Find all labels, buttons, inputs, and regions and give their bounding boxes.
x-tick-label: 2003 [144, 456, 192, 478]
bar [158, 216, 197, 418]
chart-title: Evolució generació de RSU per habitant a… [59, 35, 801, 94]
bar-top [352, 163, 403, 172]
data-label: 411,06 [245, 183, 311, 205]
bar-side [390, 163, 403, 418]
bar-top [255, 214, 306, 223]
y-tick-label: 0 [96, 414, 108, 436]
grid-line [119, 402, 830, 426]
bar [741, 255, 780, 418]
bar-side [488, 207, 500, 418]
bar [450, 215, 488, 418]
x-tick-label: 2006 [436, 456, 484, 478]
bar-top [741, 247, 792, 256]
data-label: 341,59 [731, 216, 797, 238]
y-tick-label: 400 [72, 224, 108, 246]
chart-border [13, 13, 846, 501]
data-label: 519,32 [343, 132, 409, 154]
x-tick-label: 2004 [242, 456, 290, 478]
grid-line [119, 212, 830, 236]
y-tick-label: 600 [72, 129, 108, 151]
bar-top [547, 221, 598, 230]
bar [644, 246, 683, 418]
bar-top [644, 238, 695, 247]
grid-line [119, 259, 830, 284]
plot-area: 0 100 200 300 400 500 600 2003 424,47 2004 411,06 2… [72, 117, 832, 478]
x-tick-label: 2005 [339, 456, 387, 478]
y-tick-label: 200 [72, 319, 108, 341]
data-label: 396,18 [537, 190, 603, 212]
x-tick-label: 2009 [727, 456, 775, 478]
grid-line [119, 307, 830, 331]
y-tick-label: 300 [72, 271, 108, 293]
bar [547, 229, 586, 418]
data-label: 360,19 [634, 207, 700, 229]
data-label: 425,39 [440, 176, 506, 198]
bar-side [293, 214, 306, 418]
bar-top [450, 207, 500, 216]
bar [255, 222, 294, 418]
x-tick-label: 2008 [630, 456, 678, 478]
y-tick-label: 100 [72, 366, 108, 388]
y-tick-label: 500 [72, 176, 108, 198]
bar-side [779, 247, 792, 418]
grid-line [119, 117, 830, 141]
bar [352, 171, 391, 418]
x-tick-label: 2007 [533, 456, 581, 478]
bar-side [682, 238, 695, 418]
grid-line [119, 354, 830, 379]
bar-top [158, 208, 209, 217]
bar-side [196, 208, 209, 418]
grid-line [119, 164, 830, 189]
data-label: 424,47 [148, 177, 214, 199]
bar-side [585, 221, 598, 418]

..........

Show every line of the material above that contains the word "data". Treat uppercase and lowercase letters as different.

data-label: 411,06 [245, 183, 311, 205]
data-label: 341,59 [731, 216, 797, 238]
data-label: 519,32 [343, 132, 409, 154]
data-label: 396,18 [537, 190, 603, 212]
data-label: 360,19 [634, 207, 700, 229]
data-label: 425,39 [440, 176, 506, 198]
data-label: 424,47 [148, 177, 214, 199]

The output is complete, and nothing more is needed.